▶ _SET PROBLEM_:
Can you quote the records below in full, word for word?

(Collected data)
## START
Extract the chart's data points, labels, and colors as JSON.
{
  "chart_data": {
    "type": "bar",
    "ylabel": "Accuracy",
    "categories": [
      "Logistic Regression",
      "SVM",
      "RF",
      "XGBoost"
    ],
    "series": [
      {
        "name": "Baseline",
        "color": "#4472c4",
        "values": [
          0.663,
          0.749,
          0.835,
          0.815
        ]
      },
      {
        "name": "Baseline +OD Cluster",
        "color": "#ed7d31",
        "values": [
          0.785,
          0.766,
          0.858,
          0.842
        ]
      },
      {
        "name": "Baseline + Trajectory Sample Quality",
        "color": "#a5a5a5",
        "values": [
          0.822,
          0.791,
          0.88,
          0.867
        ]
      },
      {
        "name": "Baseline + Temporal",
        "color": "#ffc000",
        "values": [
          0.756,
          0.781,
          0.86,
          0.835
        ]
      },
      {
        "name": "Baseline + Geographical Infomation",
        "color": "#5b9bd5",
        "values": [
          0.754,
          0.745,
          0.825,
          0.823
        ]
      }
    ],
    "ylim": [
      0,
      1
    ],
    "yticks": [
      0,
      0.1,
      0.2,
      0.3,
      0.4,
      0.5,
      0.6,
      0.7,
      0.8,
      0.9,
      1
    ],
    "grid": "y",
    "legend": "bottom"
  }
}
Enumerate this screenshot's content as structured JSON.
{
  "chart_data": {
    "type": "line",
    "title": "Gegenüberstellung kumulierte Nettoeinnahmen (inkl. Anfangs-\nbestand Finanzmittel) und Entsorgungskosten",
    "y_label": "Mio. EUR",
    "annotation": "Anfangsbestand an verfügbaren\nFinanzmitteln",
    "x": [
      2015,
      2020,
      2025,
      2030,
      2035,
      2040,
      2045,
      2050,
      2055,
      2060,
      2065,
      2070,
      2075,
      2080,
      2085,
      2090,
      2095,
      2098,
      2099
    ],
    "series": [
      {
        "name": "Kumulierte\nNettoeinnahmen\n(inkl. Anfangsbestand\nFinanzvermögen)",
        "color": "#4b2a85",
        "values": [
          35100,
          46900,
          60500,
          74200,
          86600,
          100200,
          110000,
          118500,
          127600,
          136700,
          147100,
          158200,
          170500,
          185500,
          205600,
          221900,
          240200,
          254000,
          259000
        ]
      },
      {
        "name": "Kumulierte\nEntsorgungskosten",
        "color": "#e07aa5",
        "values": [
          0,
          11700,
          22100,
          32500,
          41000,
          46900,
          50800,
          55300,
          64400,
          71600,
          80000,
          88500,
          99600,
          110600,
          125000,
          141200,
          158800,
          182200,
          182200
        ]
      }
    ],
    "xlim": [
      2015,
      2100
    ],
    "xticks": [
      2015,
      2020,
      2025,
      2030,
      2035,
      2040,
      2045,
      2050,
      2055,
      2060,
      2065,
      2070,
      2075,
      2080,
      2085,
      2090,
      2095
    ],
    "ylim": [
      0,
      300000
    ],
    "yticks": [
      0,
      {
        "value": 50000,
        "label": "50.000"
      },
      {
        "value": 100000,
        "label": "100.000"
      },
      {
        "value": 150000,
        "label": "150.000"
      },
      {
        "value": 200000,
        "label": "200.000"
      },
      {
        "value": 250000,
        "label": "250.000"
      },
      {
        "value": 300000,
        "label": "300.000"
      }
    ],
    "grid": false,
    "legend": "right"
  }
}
## END
▶ _RESPONSE TO THIS EXERCISE_:
Extract the chart's data points, labels, and colors as JSON.
{
  "chart_data": {
    "type": "bar",
    "ylabel": "Accuracy",
    "categories": [
      "Logistic Regression",
      "SVM",
      "RF",
      "XGBoost"
    ],
    "series": [
      {
        "name": "Baseline",
        "color": "#4472c4",
        "values": [
          0.663,
          0.749,
          0.835,
          0.815
        ]
      },
      {
        "name": "Baseline +OD Cluster",
        "color": "#ed7d31",
        "values": [
          0.785,
          0.766,
          0.858,
          0.842
        ]
      },
      {
        "name": "Baseline + Trajectory Sample Quality",
        "color": "#a5a5a5",
        "values": [
          0.822,
          0.791,
          0.88,
          0.867
        ]
      },
      {
        "name": "Baseline + Temporal",
        "color": "#ffc000",
        "values": [
          0.756,
          0.781,
          0.86,
          0.835
        ]
      },
      {
        "name": "Baseline + Geographical Infomation",
        "color": "#5b9bd5",
        "values": [
          0.754,
          0.745,
          0.825,
          0.823
        ]
      }
    ],
    "ylim": [
      0,
      1
    ],
    "yticks": [
      0,
      0.1,
      0.2,
      0.3,
      0.4,
      0.5,
      0.6,
      0.7,
      0.8,
      0.9,
      1
    ],
    "grid": "y",
    "legend": "bottom"
  }
}
Enumerate this screenshot's content as structured JSON.
{
  "chart_data": {
    "type": "line",
    "title": "Gegenüberstellung kumulierte Nettoeinnahmen (inkl. Anfangs-\nbestand Finanzmittel) und Entsorgungskosten",
    "y_label": "Mio. EUR",
    "annotation": "Anfangsbestand an verfügbaren\nFinanzmitteln",
    "x": [
      2015,
      2020,
      2025,
      2030,
      2035,
      2040,
      2045,
      2050,
      2055,
      2060,
      2065,
      2070,
      2075,
      2080,
      2085,
      2090,
      2095,
      2098,
      2099
    ],
    "series": [
      {
        "name": "Kumulierte\nNettoeinnahmen\n(inkl. Anfangsbestand\nFinanzvermögen)",
        "color": "#4b2a85",
        "values": [
          35100,
          46900,
          60500,
          74200,
          86600,
          100200,
          110000,
          118500,
          127600,
          136700,
          147100,
          158200,
          170500,
          185500,
          205600,
          221900,
          240200,
          254000,
          259000
        ]
      },
      {
        "name": "Kumulierte\nEntsorgungskosten",
        "color": "#e07aa5",
        "values": [
          0,
          11700,
          22100,
          32500,
          41000,
          46900,
          50800,
          55300,
          64400,
          71600,
          80000,
          88500,
          99600,
          110600,
          125000,
          141200,
          158800,
          182200,
          182200
        ]
      }
    ],
    "xlim": [
      2015,
      2100
    ],
    "xticks": [
      2015,
      2020,
      2025,
      2030,
      2035,
      2040,
      2045,
      2050,
      2055,
      2060,
      2065,
      2070,
      2075,
      2080,
      2085,
      2090,
      2095
    ],
    "ylim": [
      0,
      300000
    ],
    "yticks": [
      0,
      {
        "value": 50000,
        "label": "50.000"
      },
      {
        "value": 100000,
        "label": "100.000"
      },
      {
        "value": 150000,
        "label": "150.000"
      },
      {
        "value": 200000,
        "label": "200.000"
      },
      {
        "value": 250000,
        "label": "250.000"
      },
      {
        "value": 300000,
        "label": "300.000"
      }
    ],
    "grid": false,
    "legend": "right"
  }
}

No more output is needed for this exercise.